(Stored data)
━━━━━━

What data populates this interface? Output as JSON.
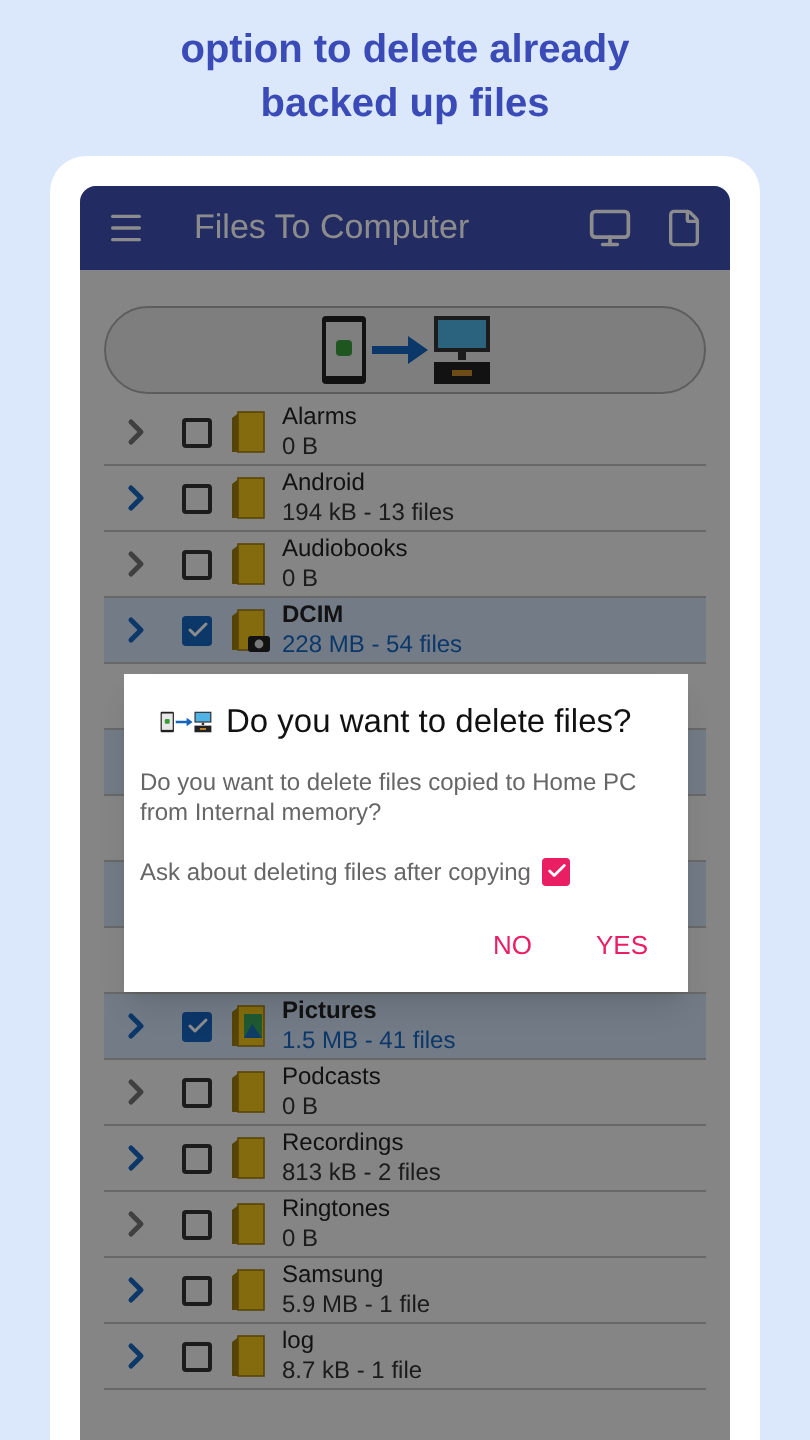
{
  "headline": "option to delete already backed up files",
  "app_bar": {
    "title": "Files To Computer"
  },
  "folders_top": [
    {
      "name": "Alarms",
      "info": "0 B",
      "checked": false,
      "expandable": false,
      "kind": "folder"
    },
    {
      "name": "Android",
      "info": "194 kB - 13 files",
      "checked": false,
      "expandable": true,
      "kind": "folder"
    },
    {
      "name": "Audiobooks",
      "info": "0 B",
      "checked": false,
      "expandable": false,
      "kind": "folder"
    },
    {
      "name": "DCIM",
      "info": "228 MB - 54 files",
      "checked": true,
      "expandable": true,
      "kind": "camera"
    }
  ],
  "folders_bottom": [
    {
      "name": "Pictures",
      "info": "1.5 MB - 41 files",
      "checked": true,
      "expandable": true,
      "kind": "pictures"
    },
    {
      "name": "Podcasts",
      "info": "0 B",
      "checked": false,
      "expandable": false,
      "kind": "folder"
    },
    {
      "name": "Recordings",
      "info": "813 kB - 2 files",
      "checked": false,
      "expandable": true,
      "kind": "folder"
    },
    {
      "name": "Ringtones",
      "info": "0 B",
      "checked": false,
      "expandable": false,
      "kind": "folder"
    },
    {
      "name": "Samsung",
      "info": "5.9 MB - 1 file",
      "checked": false,
      "expandable": true,
      "kind": "folder"
    },
    {
      "name": "log",
      "info": "8.7 kB - 1 file",
      "checked": false,
      "expandable": true,
      "kind": "folder"
    }
  ],
  "dialog": {
    "title": "Do you want to delete files?",
    "message": "Do you want to delete files copied to Home PC from Internal memory?",
    "option": {
      "label": "Ask about deleting files after copying",
      "checked": true
    },
    "buttons": [
      "NO",
      "YES"
    ]
  }
}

━━━━━━

■ **Required task**
Reproduce all entries without any change, and omit the pictures.

■ **Expected answer**
What data populates this interface? Output as JSON.
{
  "headline": "option to delete already backed up files",
  "app_bar": {
    "title": "Files To Computer"
  },
  "folders_top": [
    {
      "name": "Alarms",
      "info": "0 B",
      "checked": false,
      "expandable": false,
      "kind": "folder"
    },
    {
      "name": "Android",
      "info": "194 kB - 13 files",
      "checked": false,
      "expandable": true,
      "kind": "folder"
    },
    {
      "name": "Audiobooks",
      "info": "0 B",
      "checked": false,
      "expandable": false,
      "kind": "folder"
    },
    {
      "name": "DCIM",
      "info": "228 MB - 54 files",
      "checked": true,
      "expandable": true,
      "kind": "camera"
    }
  ],
  "folders_bottom": [
    {
      "name": "Pictures",
      "info": "1.5 MB - 41 files",
      "checked": true,
      "expandable": true,
      "kind": "pictures"
    },
    {
      "name": "Podcasts",
      "info": "0 B",
      "checked": false,
      "expandable": false,
      "kind": "folder"
    },
    {
      "name": "Recordings",
      "info": "813 kB - 2 files",
      "checked": false,
      "expandable": true,
      "kind": "folder"
    },
    {
      "name": "Ringtones",
      "info": "0 B",
      "checked": false,
      "expandable": false,
      "kind": "folder"
    },
    {
      "name": "Samsung",
      "info": "5.9 MB - 1 file",
      "checked": false,
      "expandable": true,
      "kind": "folder"
    },
    {
      "name": "log",
      "info": "8.7 kB - 1 file",
      "checked": false,
      "expandable": true,
      "kind": "folder"
    }
  ],
  "dialog": {
    "title": "Do you want to delete files?",
    "message": "Do you want to delete files copied to Home PC from Internal memory?",
    "option": {
      "label": "Ask about deleting files after copying",
      "checked": true
    },
    "buttons": [
      "NO",
      "YES"
    ]
  }
}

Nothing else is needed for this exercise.